**To do:** Copy out each line that includes the word "Visina".

Rows from a figure dataset
********************

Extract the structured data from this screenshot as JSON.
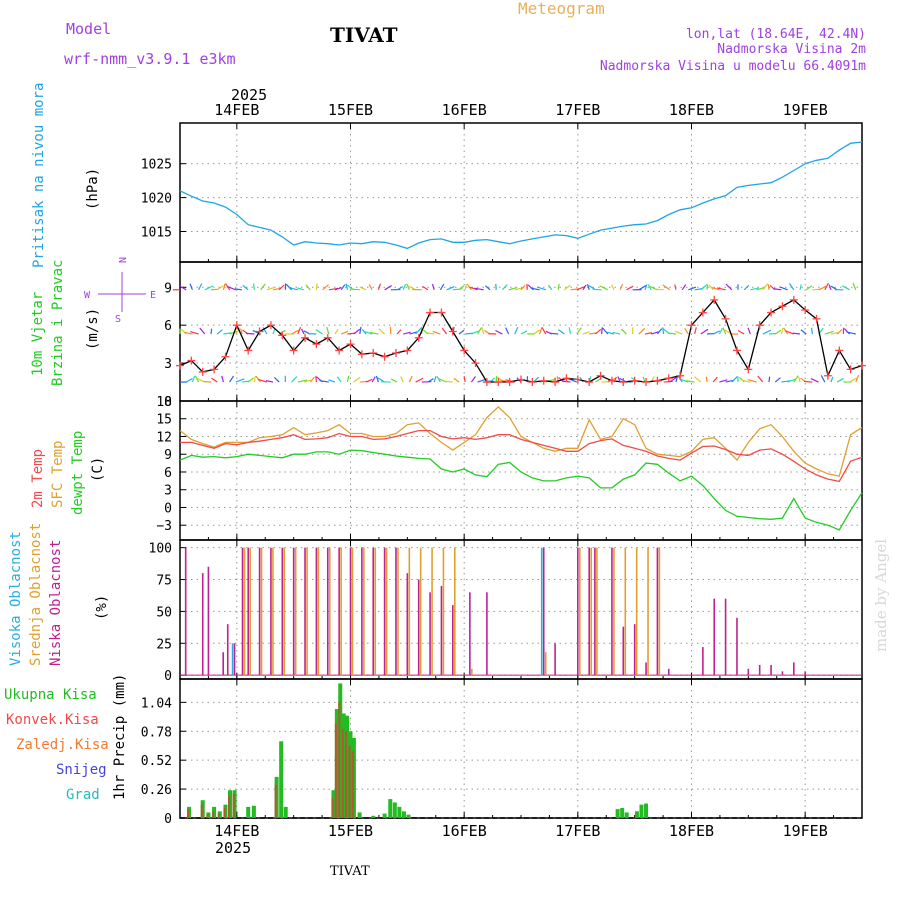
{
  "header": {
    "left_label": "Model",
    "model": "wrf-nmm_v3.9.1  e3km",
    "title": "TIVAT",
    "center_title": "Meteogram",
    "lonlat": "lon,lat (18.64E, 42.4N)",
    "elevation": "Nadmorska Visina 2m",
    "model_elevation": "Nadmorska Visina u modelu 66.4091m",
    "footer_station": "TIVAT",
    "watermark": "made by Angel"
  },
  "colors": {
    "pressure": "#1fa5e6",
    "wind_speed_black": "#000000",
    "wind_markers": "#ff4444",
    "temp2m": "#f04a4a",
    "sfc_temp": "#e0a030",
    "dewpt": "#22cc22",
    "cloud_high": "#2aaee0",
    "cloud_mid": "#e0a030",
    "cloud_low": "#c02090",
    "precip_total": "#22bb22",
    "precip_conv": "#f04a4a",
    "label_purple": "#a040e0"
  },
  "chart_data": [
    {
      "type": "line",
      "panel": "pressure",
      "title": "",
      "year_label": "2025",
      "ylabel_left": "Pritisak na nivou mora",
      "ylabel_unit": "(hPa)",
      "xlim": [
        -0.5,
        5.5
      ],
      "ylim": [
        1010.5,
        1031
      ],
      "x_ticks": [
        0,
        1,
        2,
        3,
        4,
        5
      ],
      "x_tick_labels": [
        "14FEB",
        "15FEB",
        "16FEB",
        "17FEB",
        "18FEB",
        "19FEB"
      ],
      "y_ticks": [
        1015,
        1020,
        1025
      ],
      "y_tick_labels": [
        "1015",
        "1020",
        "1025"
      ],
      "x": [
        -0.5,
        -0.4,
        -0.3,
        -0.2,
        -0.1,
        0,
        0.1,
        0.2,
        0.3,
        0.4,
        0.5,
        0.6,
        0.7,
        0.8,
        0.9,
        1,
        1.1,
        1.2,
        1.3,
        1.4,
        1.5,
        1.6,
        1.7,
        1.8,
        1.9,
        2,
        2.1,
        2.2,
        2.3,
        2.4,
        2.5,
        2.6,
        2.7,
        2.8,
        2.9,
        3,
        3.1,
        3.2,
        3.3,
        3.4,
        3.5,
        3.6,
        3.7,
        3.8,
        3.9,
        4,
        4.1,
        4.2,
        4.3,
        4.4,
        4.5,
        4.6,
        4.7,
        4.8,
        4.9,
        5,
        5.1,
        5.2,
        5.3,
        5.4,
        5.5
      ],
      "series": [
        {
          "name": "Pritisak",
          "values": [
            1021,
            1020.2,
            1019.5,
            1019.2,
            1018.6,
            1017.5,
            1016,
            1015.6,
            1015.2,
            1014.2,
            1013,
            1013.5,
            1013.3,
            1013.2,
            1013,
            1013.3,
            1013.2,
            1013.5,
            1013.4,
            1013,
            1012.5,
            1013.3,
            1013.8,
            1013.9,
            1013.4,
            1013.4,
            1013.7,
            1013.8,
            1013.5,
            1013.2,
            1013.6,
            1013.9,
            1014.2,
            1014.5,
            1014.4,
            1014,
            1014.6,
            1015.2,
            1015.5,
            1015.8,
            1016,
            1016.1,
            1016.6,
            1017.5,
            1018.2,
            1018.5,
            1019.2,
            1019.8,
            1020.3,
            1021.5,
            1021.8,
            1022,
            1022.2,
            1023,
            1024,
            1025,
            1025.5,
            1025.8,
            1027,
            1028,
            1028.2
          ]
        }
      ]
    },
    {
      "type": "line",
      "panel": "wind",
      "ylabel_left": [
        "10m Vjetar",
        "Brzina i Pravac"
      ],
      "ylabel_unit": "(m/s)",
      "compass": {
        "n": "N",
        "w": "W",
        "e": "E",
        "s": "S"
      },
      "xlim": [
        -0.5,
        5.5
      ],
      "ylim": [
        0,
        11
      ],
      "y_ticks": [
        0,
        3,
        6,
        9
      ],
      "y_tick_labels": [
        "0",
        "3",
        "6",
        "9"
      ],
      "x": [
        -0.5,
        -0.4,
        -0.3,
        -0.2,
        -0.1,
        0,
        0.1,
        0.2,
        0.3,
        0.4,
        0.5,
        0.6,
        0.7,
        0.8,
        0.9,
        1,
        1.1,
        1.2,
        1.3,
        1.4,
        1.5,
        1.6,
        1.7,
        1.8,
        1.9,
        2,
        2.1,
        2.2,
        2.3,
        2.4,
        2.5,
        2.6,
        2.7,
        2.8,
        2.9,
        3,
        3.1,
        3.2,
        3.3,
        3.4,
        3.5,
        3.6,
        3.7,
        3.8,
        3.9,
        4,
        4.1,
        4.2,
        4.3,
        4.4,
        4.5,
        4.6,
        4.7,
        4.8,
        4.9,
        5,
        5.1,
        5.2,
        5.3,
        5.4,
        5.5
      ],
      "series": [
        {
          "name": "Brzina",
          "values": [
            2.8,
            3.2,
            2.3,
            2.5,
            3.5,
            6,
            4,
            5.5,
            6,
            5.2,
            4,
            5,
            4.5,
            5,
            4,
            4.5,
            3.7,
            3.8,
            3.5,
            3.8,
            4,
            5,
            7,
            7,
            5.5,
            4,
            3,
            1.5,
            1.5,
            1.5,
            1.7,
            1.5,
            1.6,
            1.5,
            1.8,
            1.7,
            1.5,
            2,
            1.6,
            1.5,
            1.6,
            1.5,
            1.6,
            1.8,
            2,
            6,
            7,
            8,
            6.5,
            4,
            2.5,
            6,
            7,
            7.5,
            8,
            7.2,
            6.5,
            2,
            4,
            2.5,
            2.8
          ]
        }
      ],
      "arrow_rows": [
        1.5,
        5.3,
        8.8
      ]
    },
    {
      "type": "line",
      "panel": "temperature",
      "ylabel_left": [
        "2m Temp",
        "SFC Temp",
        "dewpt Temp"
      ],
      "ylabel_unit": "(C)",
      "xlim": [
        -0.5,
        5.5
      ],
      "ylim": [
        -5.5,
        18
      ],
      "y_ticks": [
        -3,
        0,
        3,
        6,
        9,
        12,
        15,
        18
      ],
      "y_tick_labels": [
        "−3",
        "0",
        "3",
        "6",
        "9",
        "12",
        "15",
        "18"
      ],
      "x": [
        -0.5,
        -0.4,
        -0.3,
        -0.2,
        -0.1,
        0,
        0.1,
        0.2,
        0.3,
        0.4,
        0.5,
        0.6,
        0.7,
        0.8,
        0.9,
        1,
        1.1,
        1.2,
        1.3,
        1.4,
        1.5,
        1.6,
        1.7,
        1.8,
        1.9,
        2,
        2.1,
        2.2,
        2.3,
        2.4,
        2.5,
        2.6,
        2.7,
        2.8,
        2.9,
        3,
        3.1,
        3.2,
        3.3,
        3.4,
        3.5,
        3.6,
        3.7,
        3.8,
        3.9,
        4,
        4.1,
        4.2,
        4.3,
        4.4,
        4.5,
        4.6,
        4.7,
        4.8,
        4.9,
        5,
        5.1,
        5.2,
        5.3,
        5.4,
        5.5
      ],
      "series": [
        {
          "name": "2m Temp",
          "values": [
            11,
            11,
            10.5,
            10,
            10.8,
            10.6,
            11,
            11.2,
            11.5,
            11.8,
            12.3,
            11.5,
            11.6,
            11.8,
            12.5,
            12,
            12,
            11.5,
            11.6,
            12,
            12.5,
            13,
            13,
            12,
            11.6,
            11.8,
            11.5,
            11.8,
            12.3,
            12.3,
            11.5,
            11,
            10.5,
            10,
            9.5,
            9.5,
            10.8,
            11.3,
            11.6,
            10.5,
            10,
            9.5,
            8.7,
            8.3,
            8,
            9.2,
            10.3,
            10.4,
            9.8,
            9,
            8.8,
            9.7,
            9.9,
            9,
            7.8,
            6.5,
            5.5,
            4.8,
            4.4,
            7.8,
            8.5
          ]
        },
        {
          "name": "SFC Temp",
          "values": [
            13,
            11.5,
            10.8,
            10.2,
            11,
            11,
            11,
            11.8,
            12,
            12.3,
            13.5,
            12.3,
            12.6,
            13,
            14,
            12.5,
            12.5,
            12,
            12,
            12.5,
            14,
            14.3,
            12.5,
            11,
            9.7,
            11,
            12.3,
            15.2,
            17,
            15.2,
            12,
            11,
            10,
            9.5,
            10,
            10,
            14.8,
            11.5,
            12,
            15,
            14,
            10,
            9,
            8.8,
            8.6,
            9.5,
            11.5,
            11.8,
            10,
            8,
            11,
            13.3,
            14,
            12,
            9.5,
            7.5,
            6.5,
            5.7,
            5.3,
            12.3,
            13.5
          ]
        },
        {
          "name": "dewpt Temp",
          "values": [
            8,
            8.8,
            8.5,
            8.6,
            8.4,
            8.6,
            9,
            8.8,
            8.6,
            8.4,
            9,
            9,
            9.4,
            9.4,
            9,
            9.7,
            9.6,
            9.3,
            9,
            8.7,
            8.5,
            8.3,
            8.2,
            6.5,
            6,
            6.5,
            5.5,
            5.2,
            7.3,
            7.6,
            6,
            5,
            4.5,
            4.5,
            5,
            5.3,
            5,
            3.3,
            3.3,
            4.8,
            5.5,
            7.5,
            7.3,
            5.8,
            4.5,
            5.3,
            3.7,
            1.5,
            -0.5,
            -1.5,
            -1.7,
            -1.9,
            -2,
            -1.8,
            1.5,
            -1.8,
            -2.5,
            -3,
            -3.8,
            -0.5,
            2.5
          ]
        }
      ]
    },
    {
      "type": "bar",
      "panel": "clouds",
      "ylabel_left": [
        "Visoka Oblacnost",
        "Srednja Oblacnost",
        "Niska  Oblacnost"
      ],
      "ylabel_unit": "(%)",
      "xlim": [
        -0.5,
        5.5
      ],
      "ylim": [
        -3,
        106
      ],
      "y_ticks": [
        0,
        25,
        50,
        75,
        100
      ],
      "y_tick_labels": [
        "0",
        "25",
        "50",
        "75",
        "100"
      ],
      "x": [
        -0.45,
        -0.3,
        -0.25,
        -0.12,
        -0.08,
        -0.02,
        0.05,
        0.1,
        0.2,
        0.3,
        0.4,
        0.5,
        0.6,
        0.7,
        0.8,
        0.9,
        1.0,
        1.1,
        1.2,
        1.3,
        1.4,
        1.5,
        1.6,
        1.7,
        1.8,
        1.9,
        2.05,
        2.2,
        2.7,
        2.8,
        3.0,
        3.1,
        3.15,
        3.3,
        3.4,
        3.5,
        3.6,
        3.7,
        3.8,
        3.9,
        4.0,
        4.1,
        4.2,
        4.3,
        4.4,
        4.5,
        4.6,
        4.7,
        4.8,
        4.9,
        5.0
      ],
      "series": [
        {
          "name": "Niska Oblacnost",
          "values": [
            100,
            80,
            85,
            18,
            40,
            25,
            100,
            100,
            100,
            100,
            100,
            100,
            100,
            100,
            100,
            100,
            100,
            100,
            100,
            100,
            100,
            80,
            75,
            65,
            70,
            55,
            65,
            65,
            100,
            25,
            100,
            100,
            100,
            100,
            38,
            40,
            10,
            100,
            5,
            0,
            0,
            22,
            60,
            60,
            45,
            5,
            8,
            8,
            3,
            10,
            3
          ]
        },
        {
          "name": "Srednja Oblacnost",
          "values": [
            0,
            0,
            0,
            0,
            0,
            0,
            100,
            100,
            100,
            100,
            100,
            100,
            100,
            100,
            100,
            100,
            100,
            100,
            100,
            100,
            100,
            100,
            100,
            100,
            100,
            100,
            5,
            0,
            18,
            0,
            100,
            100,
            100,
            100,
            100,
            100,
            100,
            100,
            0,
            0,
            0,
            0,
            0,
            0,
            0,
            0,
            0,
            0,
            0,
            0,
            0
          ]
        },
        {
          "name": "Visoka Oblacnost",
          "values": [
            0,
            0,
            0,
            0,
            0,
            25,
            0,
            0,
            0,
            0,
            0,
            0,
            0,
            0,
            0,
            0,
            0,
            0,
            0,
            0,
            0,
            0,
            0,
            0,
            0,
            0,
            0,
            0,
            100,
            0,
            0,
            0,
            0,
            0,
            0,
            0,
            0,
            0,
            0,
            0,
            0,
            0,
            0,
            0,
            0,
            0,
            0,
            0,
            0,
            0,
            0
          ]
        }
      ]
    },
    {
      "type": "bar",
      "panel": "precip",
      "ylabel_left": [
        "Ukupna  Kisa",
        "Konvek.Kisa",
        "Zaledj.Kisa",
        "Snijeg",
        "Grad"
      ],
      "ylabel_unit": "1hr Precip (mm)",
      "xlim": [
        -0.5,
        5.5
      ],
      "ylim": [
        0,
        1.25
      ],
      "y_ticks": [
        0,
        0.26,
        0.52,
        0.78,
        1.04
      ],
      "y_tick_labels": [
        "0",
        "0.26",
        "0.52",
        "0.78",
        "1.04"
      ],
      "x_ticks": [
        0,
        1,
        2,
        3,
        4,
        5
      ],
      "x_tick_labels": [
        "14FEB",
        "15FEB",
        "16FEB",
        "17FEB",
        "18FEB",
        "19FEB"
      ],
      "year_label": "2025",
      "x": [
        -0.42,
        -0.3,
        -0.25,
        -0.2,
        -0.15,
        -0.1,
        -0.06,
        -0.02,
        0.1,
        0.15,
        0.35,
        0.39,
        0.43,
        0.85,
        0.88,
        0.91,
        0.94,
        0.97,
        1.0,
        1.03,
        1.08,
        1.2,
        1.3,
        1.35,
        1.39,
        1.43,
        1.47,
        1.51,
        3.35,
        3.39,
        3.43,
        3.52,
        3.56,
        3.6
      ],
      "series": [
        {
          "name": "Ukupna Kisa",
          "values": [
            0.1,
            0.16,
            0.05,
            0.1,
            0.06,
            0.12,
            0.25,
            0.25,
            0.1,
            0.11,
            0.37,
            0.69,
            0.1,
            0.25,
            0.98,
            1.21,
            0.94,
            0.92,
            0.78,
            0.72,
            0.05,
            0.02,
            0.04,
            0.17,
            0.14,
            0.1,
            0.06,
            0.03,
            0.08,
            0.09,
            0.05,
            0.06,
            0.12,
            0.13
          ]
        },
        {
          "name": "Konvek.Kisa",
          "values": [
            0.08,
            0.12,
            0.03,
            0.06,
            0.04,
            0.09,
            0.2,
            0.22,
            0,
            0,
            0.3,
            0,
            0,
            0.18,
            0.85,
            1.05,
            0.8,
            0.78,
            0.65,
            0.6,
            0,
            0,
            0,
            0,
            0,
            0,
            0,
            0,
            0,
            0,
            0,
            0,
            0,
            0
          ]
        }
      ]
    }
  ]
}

********************

**Expected output:**
    "elevation": "Nadmorska Visina 2m",
    "model_elevation": "Nadmorska Visina u modelu 66.4091m",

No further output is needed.